**Input:**
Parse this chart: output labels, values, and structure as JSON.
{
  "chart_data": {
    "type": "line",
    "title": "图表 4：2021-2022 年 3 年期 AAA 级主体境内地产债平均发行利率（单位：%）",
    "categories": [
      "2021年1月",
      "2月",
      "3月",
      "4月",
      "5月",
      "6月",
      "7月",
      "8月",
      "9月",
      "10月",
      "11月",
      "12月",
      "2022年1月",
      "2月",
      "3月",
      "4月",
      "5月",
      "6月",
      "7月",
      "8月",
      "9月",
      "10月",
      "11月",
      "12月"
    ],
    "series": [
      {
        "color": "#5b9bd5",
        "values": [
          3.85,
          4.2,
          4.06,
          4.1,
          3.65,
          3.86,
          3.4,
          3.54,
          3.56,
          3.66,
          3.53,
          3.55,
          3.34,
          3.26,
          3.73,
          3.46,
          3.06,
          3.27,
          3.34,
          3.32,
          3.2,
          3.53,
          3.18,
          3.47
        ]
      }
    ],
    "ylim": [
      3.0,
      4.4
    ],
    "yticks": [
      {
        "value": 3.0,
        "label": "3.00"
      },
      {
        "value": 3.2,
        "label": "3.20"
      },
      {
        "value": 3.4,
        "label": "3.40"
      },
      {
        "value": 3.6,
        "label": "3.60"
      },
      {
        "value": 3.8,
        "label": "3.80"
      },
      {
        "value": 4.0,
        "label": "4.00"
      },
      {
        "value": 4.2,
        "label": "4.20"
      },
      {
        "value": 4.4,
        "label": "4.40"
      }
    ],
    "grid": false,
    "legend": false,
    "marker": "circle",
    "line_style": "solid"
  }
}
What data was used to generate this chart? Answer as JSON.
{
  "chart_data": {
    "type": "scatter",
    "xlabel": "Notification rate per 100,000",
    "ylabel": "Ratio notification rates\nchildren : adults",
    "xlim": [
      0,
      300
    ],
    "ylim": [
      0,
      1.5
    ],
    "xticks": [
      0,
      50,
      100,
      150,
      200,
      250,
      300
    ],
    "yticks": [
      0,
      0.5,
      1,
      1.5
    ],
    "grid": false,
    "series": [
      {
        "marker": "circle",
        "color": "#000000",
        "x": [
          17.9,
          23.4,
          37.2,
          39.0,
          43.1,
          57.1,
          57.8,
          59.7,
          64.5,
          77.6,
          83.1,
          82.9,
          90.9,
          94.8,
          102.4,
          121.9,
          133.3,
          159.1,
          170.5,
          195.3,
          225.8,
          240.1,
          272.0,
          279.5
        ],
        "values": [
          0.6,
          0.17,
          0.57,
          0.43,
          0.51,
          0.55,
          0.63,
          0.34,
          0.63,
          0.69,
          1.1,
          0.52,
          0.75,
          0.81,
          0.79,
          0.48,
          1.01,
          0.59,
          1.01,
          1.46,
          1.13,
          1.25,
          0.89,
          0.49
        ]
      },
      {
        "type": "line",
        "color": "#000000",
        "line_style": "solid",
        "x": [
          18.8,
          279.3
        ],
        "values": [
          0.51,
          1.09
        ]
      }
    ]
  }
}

**Work required:** Nothing may be left out: return each entry exactly as it reads.

**Response to this exercise:**
Parse this chart: output labels, values, and structure as JSON.
{
  "chart_data": {
    "type": "line",
    "title": "图表 4：2021-2022 年 3 年期 AAA 级主体境内地产债平均发行利率（单位：%）",
    "categories": [
      "2021年1月",
      "2月",
      "3月",
      "4月",
      "5月",
      "6月",
      "7月",
      "8月",
      "9月",
      "10月",
      "11月",
      "12月",
      "2022年1月",
      "2月",
      "3月",
      "4月",
      "5月",
      "6月",
      "7月",
      "8月",
      "9月",
      "10月",
      "11月",
      "12月"
    ],
    "series": [
      {
        "color": "#5b9bd5",
        "values": [
          3.85,
          4.2,
          4.06,
          4.1,
          3.65,
          3.86,
          3.4,
          3.54,
          3.56,
          3.66,
          3.53,
          3.55,
          3.34,
          3.26,
          3.73,
          3.46,
          3.06,
          3.27,
          3.34,
          3.32,
          3.2,
          3.53,
          3.18,
          3.47
        ]
      }
    ],
    "ylim": [
      3.0,
      4.4
    ],
    "yticks": [
      {
        "value": 3.0,
        "label": "3.00"
      },
      {
        "value": 3.2,
        "label": "3.20"
      },
      {
        "value": 3.4,
        "label": "3.40"
      },
      {
        "value": 3.6,
        "label": "3.60"
      },
      {
        "value": 3.8,
        "label": "3.80"
      },
      {
        "value": 4.0,
        "label": "4.00"
      },
      {
        "value": 4.2,
        "label": "4.20"
      },
      {
        "value": 4.4,
        "label": "4.40"
      }
    ],
    "grid": false,
    "legend": false,
    "marker": "circle",
    "line_style": "solid"
  }
}
What data was used to generate this chart? Answer as JSON.
{
  "chart_data": {
    "type": "scatter",
    "xlabel": "Notification rate per 100,000",
    "ylabel": "Ratio notification rates\nchildren : adults",
    "xlim": [
      0,
      300
    ],
    "ylim": [
      0,
      1.5
    ],
    "xticks": [
      0,
      50,
      100,
      150,
      200,
      250,
      300
    ],
    "yticks": [
      0,
      0.5,
      1,
      1.5
    ],
    "grid": false,
    "series": [
      {
        "marker": "circle",
        "color": "#000000",
        "x": [
          17.9,
          23.4,
          37.2,
          39.0,
          43.1,
          57.1,
          57.8,
          59.7,
          64.5,
          77.6,
          83.1,
          82.9,
          90.9,
          94.8,
          102.4,
          121.9,
          133.3,
          159.1,
          170.5,
          195.3,
          225.8,
          240.1,
          272.0,
          279.5
        ],
        "values": [
          0.6,
          0.17,
          0.57,
          0.43,
          0.51,
          0.55,
          0.63,
          0.34,
          0.63,
          0.69,
          1.1,
          0.52,
          0.75,
          0.81,
          0.79,
          0.48,
          1.01,
          0.59,
          1.01,
          1.46,
          1.13,
          1.25,
          0.89,
          0.49
        ]
      },
      {
        "type": "line",
        "color": "#000000",
        "line_style": "solid",
        "x": [
          18.8,
          279.3
        ],
        "values": [
          0.51,
          1.09
        ]
      }
    ]
  }
}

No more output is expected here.